* [Task objective]
Filter the listing and keep only the lines with the word "left".

* [Material shown]
______________________________

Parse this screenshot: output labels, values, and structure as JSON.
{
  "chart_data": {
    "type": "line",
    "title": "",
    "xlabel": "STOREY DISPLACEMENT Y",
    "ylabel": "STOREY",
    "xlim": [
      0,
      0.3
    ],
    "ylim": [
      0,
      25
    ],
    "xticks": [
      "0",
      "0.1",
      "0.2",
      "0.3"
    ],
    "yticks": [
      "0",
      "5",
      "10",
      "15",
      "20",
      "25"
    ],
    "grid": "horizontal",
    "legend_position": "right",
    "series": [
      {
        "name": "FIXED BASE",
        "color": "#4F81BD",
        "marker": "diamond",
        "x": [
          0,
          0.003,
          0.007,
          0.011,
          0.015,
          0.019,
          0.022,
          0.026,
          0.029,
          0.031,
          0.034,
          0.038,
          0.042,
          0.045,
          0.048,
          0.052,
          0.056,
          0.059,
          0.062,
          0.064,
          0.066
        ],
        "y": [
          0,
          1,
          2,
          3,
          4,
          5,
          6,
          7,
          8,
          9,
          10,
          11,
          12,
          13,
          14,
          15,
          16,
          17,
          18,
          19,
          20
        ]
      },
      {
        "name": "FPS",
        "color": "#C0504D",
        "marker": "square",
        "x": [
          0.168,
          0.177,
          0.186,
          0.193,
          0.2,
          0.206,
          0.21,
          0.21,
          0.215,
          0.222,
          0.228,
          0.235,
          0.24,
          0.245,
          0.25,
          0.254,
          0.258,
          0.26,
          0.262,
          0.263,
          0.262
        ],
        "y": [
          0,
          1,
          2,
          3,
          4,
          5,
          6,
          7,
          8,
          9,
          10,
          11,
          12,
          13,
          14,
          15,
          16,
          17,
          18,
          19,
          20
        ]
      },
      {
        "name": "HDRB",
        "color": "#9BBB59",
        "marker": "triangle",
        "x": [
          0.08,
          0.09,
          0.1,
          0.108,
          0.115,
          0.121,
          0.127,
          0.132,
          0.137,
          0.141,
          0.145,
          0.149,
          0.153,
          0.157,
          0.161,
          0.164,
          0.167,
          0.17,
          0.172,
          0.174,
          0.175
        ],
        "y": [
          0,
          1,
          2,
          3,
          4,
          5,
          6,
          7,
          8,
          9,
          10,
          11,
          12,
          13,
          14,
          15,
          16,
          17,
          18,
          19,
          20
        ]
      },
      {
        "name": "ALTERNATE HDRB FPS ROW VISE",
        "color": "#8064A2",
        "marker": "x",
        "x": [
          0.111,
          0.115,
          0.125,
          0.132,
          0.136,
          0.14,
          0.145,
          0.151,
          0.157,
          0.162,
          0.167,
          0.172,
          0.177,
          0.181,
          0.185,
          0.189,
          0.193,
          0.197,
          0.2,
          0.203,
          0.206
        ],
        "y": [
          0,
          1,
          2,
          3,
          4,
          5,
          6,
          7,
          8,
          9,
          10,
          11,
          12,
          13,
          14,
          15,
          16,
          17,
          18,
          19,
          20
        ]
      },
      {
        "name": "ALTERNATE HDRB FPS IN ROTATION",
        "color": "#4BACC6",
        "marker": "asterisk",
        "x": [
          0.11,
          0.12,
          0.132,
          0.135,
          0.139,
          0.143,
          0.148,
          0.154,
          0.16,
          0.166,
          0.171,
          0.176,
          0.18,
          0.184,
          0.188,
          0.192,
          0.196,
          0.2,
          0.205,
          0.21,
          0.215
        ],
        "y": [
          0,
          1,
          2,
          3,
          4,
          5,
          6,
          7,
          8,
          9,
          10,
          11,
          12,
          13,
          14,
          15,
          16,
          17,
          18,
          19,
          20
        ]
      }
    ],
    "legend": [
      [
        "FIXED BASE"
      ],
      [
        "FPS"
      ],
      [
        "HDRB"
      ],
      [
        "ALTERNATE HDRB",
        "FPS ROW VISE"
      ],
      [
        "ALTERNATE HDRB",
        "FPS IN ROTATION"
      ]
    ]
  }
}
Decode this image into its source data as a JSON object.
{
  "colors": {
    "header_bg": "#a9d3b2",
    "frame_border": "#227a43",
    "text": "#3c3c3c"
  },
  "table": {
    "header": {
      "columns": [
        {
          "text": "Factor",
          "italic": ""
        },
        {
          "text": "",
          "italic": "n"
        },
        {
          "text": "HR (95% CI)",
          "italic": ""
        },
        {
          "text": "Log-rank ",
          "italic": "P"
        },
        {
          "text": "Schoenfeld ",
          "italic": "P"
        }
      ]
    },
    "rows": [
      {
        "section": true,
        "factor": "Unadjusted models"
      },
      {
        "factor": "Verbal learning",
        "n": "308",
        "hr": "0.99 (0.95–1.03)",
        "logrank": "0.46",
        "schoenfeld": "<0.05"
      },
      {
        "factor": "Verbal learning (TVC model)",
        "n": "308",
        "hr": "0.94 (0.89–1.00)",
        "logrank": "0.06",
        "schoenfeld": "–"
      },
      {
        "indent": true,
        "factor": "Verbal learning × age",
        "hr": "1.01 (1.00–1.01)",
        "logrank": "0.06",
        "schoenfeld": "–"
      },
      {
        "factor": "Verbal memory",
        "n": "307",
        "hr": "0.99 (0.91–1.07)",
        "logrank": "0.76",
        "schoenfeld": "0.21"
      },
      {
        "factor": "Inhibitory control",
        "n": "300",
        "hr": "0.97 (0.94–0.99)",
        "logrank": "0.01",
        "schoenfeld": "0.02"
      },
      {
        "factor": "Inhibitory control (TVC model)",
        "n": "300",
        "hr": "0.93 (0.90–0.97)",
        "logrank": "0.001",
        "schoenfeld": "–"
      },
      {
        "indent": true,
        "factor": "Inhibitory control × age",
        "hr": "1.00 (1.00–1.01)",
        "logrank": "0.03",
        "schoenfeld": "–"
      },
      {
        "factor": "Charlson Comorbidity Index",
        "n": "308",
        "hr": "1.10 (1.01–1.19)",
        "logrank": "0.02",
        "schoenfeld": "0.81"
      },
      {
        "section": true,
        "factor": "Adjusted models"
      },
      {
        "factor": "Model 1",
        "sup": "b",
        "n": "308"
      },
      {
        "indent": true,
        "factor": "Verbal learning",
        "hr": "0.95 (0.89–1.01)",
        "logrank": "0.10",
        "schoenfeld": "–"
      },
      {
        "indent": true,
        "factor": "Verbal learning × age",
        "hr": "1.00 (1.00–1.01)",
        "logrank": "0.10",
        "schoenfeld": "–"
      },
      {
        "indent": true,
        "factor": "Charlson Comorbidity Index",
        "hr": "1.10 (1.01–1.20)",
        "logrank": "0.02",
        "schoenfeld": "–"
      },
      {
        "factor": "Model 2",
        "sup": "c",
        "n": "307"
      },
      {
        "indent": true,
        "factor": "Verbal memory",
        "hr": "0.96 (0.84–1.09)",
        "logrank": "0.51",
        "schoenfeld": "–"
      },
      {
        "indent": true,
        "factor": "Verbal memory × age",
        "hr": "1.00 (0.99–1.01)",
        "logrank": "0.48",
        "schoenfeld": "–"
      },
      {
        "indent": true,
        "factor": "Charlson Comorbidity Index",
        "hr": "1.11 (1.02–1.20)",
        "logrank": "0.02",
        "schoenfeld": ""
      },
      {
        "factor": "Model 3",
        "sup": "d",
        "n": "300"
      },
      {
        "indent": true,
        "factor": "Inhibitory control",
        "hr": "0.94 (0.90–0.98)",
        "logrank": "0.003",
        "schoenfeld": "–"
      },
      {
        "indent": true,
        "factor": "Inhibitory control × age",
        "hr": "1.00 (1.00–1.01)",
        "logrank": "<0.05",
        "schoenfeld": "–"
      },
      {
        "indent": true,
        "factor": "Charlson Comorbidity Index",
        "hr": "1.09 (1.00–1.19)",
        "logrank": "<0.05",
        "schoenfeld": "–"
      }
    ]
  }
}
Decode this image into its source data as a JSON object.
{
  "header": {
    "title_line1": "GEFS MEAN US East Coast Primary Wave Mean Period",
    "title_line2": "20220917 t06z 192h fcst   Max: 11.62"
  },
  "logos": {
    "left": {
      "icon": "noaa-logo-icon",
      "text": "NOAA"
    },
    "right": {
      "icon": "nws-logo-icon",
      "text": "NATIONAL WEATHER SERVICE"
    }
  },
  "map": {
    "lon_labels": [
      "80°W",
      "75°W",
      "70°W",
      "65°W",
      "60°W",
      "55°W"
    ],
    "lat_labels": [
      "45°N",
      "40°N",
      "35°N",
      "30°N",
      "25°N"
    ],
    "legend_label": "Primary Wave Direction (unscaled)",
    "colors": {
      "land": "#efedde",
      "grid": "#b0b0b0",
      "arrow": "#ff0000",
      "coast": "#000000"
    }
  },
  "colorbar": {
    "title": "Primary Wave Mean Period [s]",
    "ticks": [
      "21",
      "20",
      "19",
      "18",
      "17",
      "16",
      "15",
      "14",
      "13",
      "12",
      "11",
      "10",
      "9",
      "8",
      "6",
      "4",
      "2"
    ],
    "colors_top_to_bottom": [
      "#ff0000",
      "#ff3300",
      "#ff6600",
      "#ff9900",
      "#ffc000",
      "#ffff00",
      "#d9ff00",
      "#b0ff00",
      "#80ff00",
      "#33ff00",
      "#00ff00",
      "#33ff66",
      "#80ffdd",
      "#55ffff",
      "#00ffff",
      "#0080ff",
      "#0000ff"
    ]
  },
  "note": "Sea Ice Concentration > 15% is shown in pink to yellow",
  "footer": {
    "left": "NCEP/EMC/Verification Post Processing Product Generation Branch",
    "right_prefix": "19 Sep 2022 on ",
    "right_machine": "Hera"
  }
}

______________________________

* [Full response]
    "left": {
    "left": "NCEP/EMC/Verification Post Processing Product Generation Branch",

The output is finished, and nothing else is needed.